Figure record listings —
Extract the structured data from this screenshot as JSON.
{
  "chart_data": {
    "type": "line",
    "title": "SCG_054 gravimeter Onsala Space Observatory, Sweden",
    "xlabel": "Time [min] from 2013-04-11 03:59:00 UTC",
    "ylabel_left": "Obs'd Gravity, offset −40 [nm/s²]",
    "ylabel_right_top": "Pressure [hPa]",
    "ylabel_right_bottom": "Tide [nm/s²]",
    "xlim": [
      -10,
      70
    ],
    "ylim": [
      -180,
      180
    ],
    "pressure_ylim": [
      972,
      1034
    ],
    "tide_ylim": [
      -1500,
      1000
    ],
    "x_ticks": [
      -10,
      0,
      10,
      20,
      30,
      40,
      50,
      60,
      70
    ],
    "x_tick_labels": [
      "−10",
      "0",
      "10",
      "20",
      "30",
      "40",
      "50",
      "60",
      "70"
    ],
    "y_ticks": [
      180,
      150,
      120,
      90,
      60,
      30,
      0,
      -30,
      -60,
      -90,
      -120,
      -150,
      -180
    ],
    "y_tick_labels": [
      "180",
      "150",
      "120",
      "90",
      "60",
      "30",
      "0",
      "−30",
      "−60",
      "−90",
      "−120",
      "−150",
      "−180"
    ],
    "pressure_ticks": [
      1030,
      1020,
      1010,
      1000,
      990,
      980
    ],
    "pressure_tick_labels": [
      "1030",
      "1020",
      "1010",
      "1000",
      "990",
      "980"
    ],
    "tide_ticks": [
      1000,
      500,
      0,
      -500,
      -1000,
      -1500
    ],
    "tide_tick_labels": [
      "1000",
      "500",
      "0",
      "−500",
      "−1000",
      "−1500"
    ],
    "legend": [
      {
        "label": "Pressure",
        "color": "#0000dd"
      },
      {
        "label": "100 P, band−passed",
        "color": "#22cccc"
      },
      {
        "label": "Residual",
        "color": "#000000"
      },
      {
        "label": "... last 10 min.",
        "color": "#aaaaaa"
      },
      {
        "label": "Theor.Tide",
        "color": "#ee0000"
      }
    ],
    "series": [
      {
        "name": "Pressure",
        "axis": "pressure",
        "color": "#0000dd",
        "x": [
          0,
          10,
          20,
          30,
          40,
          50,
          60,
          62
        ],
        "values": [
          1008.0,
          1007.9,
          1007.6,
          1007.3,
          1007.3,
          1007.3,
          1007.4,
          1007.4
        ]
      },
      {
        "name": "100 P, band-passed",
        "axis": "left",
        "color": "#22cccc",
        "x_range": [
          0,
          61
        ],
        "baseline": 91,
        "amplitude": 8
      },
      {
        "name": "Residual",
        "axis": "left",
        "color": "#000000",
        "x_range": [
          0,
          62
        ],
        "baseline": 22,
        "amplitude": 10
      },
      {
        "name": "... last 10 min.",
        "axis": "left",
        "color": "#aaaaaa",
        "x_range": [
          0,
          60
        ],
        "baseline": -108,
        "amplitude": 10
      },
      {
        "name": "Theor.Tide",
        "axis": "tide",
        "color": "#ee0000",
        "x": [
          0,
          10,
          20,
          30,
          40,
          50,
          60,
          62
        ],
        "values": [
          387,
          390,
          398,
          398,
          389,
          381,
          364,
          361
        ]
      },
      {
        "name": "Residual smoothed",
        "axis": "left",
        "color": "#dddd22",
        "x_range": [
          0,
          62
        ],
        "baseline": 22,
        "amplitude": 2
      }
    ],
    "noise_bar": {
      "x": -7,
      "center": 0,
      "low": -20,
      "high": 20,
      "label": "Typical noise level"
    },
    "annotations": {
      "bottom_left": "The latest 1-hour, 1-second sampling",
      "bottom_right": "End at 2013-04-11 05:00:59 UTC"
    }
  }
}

STATED GOAL — Make an exact copy of every line in the data.

SOLUTION FOR THIS EXERCISE —
Extract the structured data from this screenshot as JSON.
{
  "chart_data": {
    "type": "line",
    "title": "SCG_054 gravimeter Onsala Space Observatory, Sweden",
    "xlabel": "Time [min] from 2013-04-11 03:59:00 UTC",
    "ylabel_left": "Obs'd Gravity, offset −40 [nm/s²]",
    "ylabel_right_top": "Pressure [hPa]",
    "ylabel_right_bottom": "Tide [nm/s²]",
    "xlim": [
      -10,
      70
    ],
    "ylim": [
      -180,
      180
    ],
    "pressure_ylim": [
      972,
      1034
    ],
    "tide_ylim": [
      -1500,
      1000
    ],
    "x_ticks": [
      -10,
      0,
      10,
      20,
      30,
      40,
      50,
      60,
      70
    ],
    "x_tick_labels": [
      "−10",
      "0",
      "10",
      "20",
      "30",
      "40",
      "50",
      "60",
      "70"
    ],
    "y_ticks": [
      180,
      150,
      120,
      90,
      60,
      30,
      0,
      -30,
      -60,
      -90,
      -120,
      -150,
      -180
    ],
    "y_tick_labels": [
      "180",
      "150",
      "120",
      "90",
      "60",
      "30",
      "0",
      "−30",
      "−60",
      "−90",
      "−120",
      "−150",
      "−180"
    ],
    "pressure_ticks": [
      1030,
      1020,
      1010,
      1000,
      990,
      980
    ],
    "pressure_tick_labels": [
      "1030",
      "1020",
      "1010",
      "1000",
      "990",
      "980"
    ],
    "tide_ticks": [
      1000,
      500,
      0,
      -500,
      -1000,
      -1500
    ],
    "tide_tick_labels": [
      "1000",
      "500",
      "0",
      "−500",
      "−1000",
      "−1500"
    ],
    "legend": [
      {
        "label": "Pressure",
        "color": "#0000dd"
      },
      {
        "label": "100 P, band−passed",
        "color": "#22cccc"
      },
      {
        "label": "Residual",
        "color": "#000000"
      },
      {
        "label": "... last 10 min.",
        "color": "#aaaaaa"
      },
      {
        "label": "Theor.Tide",
        "color": "#ee0000"
      }
    ],
    "series": [
      {
        "name": "Pressure",
        "axis": "pressure",
        "color": "#0000dd",
        "x": [
          0,
          10,
          20,
          30,
          40,
          50,
          60,
          62
        ],
        "values": [
          1008.0,
          1007.9,
          1007.6,
          1007.3,
          1007.3,
          1007.3,
          1007.4,
          1007.4
        ]
      },
      {
        "name": "100 P, band-passed",
        "axis": "left",
        "color": "#22cccc",
        "x_range": [
          0,
          61
        ],
        "baseline": 91,
        "amplitude": 8
      },
      {
        "name": "Residual",
        "axis": "left",
        "color": "#000000",
        "x_range": [
          0,
          62
        ],
        "baseline": 22,
        "amplitude": 10
      },
      {
        "name": "... last 10 min.",
        "axis": "left",
        "color": "#aaaaaa",
        "x_range": [
          0,
          60
        ],
        "baseline": -108,
        "amplitude": 10
      },
      {
        "name": "Theor.Tide",
        "axis": "tide",
        "color": "#ee0000",
        "x": [
          0,
          10,
          20,
          30,
          40,
          50,
          60,
          62
        ],
        "values": [
          387,
          390,
          398,
          398,
          389,
          381,
          364,
          361
        ]
      },
      {
        "name": "Residual smoothed",
        "axis": "left",
        "color": "#dddd22",
        "x_range": [
          0,
          62
        ],
        "baseline": 22,
        "amplitude": 2
      }
    ],
    "noise_bar": {
      "x": -7,
      "center": 0,
      "low": -20,
      "high": 20,
      "label": "Typical noise level"
    },
    "annotations": {
      "bottom_left": "The latest 1-hour, 1-second sampling",
      "bottom_right": "End at 2013-04-11 05:00:59 UTC"
    }
  }
}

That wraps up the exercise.